> INSTRUCTIONS FOR THE TASK:
Reproduce the listing word for word. Skip any image.

Stored entries
*-*-*
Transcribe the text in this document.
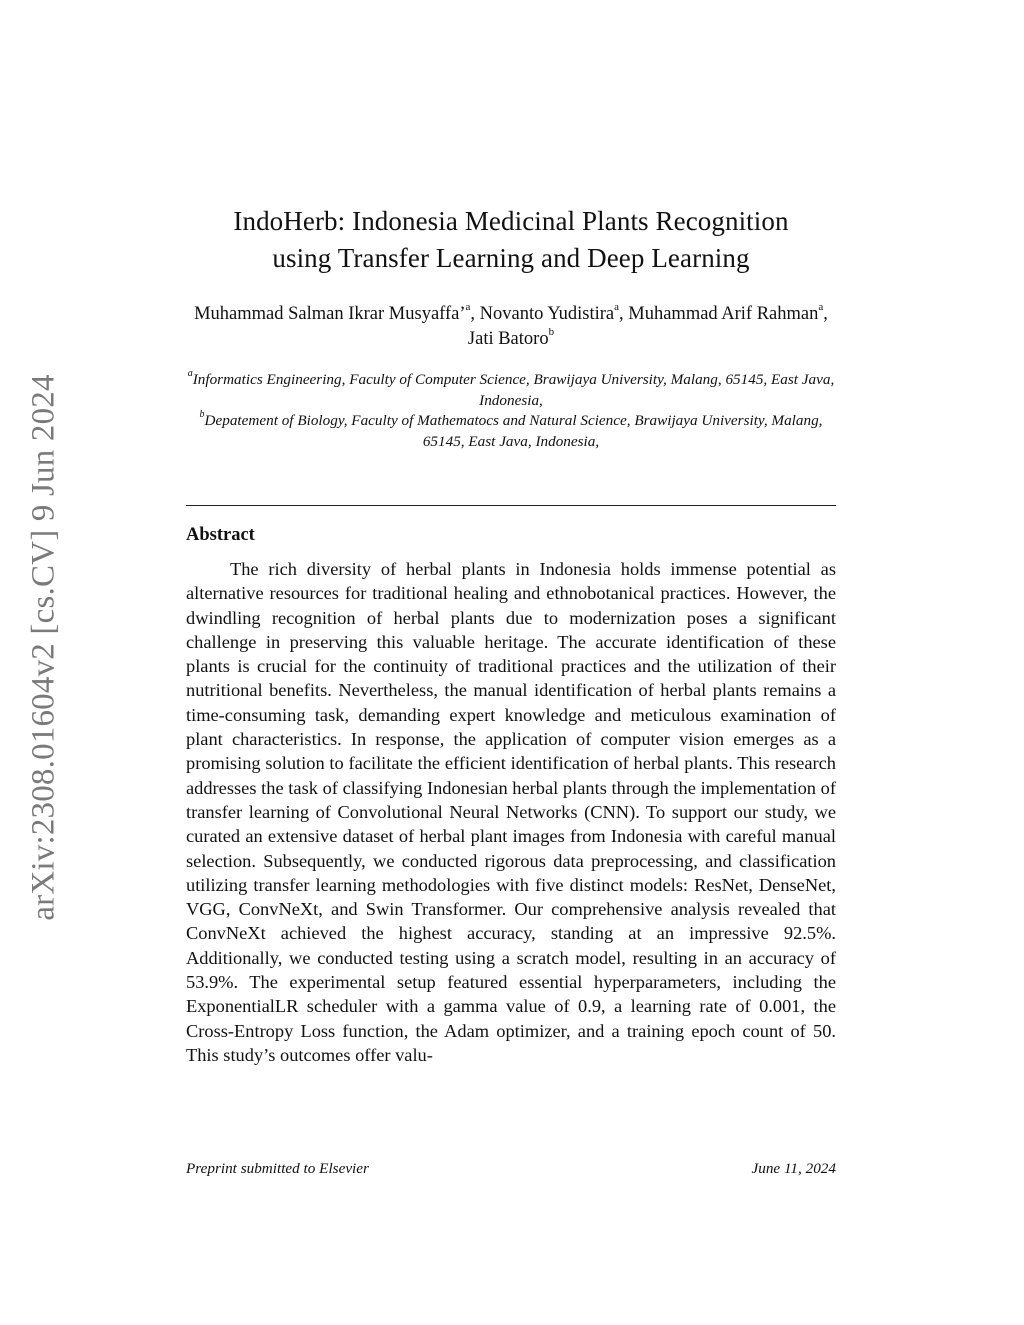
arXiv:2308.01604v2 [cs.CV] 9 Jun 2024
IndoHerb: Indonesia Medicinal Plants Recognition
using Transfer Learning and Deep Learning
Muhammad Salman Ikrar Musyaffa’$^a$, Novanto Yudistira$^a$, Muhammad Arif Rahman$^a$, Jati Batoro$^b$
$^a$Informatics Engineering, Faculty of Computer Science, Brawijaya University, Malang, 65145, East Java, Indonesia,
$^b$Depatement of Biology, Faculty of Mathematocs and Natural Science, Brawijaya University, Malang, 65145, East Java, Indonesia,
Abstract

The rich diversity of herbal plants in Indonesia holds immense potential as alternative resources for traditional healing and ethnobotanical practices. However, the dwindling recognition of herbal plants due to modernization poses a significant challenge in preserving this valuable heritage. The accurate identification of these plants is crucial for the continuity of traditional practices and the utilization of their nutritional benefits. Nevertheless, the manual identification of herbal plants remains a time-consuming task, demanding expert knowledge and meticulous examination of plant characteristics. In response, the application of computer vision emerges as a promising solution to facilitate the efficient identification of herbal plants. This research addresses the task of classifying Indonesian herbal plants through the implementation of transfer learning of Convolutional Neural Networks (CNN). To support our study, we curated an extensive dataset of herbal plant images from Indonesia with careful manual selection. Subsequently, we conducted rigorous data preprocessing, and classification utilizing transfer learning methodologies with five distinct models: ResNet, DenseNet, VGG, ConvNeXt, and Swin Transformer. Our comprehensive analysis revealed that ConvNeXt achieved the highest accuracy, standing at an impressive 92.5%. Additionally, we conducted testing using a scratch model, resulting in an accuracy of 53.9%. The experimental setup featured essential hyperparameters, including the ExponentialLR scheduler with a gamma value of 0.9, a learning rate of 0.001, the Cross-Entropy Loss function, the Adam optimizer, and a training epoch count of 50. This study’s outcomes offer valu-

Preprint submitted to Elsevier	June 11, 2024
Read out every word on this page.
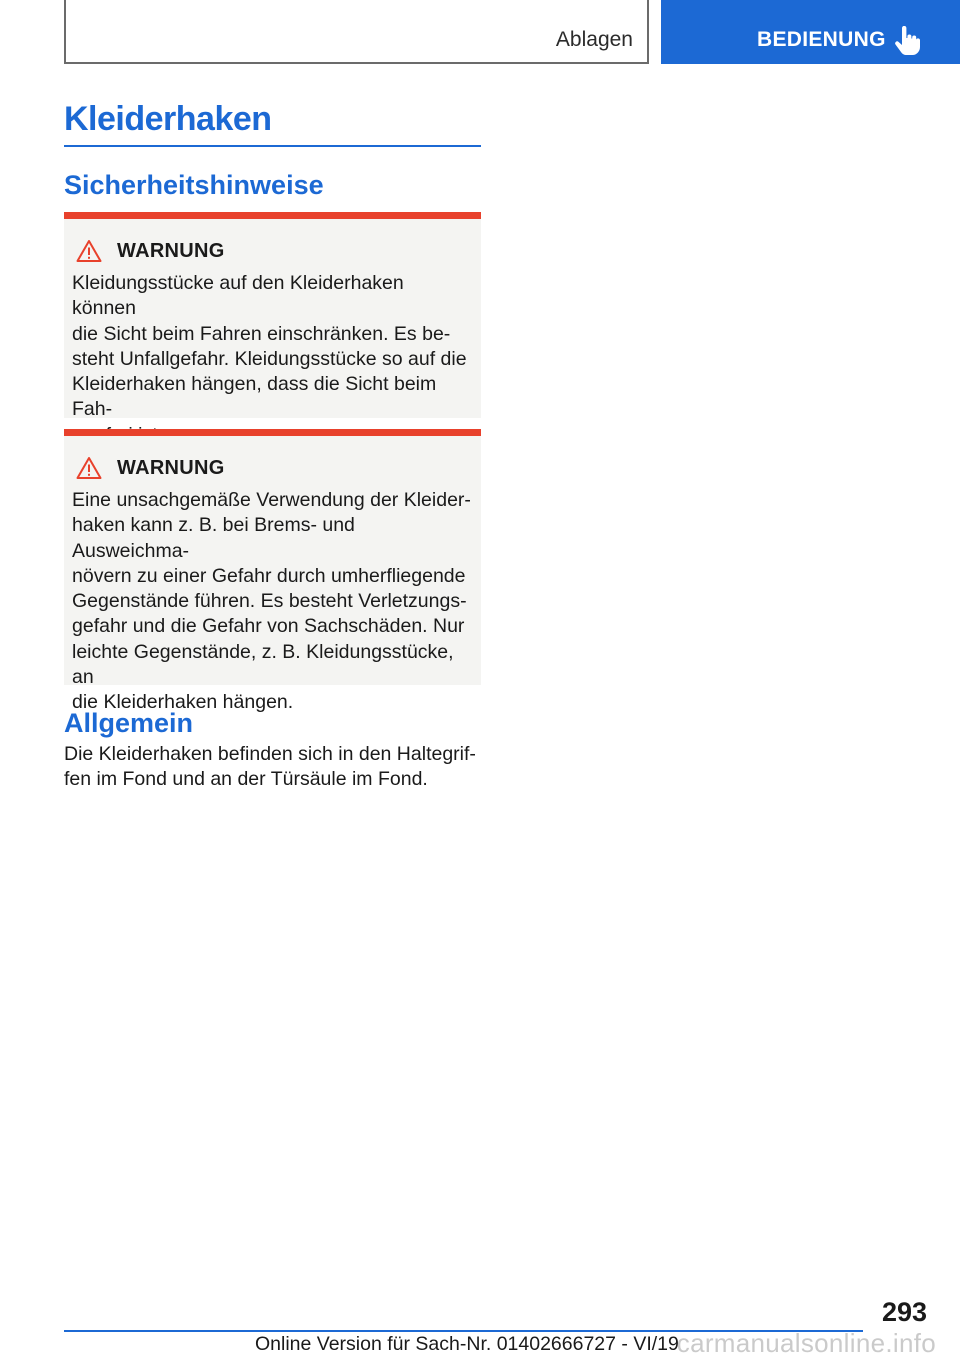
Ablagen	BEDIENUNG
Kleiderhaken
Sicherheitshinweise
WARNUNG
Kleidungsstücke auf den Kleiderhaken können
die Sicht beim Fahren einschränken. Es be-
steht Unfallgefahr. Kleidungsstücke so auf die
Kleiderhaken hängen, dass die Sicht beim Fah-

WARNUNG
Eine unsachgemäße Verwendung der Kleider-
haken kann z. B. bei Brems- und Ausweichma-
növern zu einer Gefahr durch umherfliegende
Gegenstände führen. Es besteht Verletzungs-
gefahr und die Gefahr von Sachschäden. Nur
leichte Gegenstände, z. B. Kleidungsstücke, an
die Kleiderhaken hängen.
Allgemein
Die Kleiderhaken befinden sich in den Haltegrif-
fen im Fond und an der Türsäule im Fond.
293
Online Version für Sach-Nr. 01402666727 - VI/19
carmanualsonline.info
*-*-*
> FINAL RESULT:
Transcribe the text in this document.
arXiv:2308.01604v2 [cs.CV] 9 Jun 2024
IndoHerb: Indonesia Medicinal Plants Recognition
using Transfer Learning and Deep Learning
Muhammad Salman Ikrar Musyaffa’$^a$, Novanto Yudistira$^a$, Muhammad Arif Rahman$^a$, Jati Batoro$^b$
$^a$Informatics Engineering, Faculty of Computer Science, Brawijaya University, Malang, 65145, East Java, Indonesia,
$^b$Depatement of Biology, Faculty of Mathematocs and Natural Science, Brawijaya University, Malang, 65145, East Java, Indonesia,
Abstract

The rich diversity of herbal plants in Indonesia holds immense potential as alternative resources for traditional healing and ethnobotanical practices. However, the dwindling recognition of herbal plants due to modernization poses a significant challenge in preserving this valuable heritage. The accurate identification of these plants is crucial for the continuity of traditional practices and the utilization of their nutritional benefits. Nevertheless, the manual identification of herbal plants remains a time-consuming task, demanding expert knowledge and meticulous examination of plant characteristics. In response, the application of computer vision emerges as a promising solution to facilitate the efficient identification of herbal plants. This research addresses the task of classifying Indonesian herbal plants through the implementation of transfer learning of Convolutional Neural Networks (CNN). To support our study, we curated an extensive dataset of herbal plant images from Indonesia with careful manual selection. Subsequently, we conducted rigorous data preprocessing, and classification utilizing transfer learning methodologies with five distinct models: ResNet, DenseNet, VGG, ConvNeXt, and Swin Transformer. Our comprehensive analysis revealed that ConvNeXt achieved the highest accuracy, standing at an impressive 92.5%. Additionally, we conducted testing using a scratch model, resulting in an accuracy of 53.9%. The experimental setup featured essential hyperparameters, including the ExponentialLR scheduler with a gamma value of 0.9, a learning rate of 0.001, the Cross-Entropy Loss function, the Adam optimizer, and a training epoch count of 50. This study’s outcomes offer valu-

Preprint submitted to Elsevier	June 11, 2024
Read out every word on this page.
Ablagen	BEDIENUNG
Kleiderhaken
Sicherheitshinweise
WARNUNG
Kleidungsstücke auf den Kleiderhaken können
die Sicht beim Fahren einschränken. Es be-
steht Unfallgefahr. Kleidungsstücke so auf die
Kleiderhaken hängen, dass die Sicht beim Fah-

WARNUNG
Eine unsachgemäße Verwendung der Kleider-
haken kann z. B. bei Brems- und Ausweichma-
növern zu einer Gefahr durch umherfliegende
Gegenstände führen. Es besteht Verletzungs-
gefahr und die Gefahr von Sachschäden. Nur
leichte Gegenstände, z. B. Kleidungsstücke, an
die Kleiderhaken hängen.
Allgemein
Die Kleiderhaken befinden sich in den Haltegrif-
fen im Fond und an der Türsäule im Fond.
293
Online Version für Sach-Nr. 01402666727 - VI/19
carmanualsonline.info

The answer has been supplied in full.